:: Input for this task
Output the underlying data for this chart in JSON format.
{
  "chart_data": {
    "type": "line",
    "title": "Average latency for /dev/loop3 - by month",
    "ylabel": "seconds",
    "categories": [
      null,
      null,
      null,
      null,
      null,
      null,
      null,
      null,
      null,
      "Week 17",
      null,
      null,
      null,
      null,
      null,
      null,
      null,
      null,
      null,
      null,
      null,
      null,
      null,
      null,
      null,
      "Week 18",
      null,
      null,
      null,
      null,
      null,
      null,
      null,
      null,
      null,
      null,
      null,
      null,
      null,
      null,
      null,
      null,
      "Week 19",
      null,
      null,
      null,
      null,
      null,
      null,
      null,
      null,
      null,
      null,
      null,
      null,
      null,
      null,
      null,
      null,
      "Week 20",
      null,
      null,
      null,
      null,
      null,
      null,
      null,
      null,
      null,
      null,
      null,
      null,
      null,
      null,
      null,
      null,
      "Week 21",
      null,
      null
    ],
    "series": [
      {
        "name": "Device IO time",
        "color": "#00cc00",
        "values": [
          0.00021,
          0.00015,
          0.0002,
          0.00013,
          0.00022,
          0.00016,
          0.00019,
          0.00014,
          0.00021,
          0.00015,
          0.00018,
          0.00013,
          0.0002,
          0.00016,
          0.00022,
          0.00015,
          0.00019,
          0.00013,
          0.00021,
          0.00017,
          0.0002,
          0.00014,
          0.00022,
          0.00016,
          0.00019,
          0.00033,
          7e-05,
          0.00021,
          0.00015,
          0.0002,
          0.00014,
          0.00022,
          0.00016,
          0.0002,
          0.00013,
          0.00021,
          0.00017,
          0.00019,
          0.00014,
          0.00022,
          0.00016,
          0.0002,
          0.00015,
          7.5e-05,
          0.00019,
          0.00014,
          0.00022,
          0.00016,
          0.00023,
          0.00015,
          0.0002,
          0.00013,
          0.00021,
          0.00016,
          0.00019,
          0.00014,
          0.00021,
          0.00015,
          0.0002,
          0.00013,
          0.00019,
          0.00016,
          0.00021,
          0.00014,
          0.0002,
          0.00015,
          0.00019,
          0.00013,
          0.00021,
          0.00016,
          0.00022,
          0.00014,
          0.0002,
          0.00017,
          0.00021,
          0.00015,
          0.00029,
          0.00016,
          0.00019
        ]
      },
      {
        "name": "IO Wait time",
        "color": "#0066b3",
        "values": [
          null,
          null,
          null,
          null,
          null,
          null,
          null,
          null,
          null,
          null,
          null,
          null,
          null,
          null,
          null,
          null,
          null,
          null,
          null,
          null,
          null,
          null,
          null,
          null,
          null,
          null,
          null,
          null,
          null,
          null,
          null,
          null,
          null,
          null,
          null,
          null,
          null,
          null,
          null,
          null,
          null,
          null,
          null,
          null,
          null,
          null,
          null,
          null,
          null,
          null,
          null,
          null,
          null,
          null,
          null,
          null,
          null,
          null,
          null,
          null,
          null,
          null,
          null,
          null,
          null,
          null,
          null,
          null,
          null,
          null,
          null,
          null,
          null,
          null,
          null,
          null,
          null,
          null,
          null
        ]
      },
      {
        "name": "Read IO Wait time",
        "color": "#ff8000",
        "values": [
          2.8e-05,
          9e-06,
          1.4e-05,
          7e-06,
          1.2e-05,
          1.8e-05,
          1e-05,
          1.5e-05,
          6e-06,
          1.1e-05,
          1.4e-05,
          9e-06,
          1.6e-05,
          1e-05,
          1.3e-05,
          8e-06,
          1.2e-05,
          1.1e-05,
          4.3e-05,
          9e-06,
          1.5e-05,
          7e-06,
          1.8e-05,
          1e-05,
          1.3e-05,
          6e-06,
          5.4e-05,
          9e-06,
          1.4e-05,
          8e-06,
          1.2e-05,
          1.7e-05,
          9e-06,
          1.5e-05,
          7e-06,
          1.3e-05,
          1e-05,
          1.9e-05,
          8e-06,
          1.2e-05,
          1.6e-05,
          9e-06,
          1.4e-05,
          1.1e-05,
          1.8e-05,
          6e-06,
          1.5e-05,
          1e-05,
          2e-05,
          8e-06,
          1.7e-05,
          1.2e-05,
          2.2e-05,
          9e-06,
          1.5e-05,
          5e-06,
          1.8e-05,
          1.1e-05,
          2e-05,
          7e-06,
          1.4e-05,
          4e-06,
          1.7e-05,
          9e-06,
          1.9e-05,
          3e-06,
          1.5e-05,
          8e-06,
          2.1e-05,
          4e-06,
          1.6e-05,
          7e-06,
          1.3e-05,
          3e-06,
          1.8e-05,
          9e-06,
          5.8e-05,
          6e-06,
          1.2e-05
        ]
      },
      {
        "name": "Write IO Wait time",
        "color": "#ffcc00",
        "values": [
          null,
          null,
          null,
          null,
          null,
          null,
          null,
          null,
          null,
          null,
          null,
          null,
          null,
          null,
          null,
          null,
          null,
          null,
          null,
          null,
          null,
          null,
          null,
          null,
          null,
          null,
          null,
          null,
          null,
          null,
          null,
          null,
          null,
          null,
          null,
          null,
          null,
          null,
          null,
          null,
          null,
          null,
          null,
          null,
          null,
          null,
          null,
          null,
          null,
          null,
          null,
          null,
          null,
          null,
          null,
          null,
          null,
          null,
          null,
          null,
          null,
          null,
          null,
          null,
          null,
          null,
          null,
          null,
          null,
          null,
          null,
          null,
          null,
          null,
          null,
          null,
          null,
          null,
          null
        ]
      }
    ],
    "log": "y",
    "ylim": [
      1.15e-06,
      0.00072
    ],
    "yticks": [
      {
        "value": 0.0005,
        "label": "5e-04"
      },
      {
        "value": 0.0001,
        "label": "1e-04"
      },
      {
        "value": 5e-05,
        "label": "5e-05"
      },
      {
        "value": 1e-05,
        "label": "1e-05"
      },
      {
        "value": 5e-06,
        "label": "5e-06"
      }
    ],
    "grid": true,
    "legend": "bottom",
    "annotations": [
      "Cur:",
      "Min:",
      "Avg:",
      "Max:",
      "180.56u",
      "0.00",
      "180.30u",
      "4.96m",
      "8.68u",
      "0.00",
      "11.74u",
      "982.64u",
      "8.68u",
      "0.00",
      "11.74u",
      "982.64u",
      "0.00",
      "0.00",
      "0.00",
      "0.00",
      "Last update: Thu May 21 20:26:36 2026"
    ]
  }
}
::::
What is expected: Filter out every line that lacks the word "Wait", and copy the rest.

Solution below:
        "name": "IO Wait time",
        "name": "Read IO Wait time",
        "name": "Write IO Wait time",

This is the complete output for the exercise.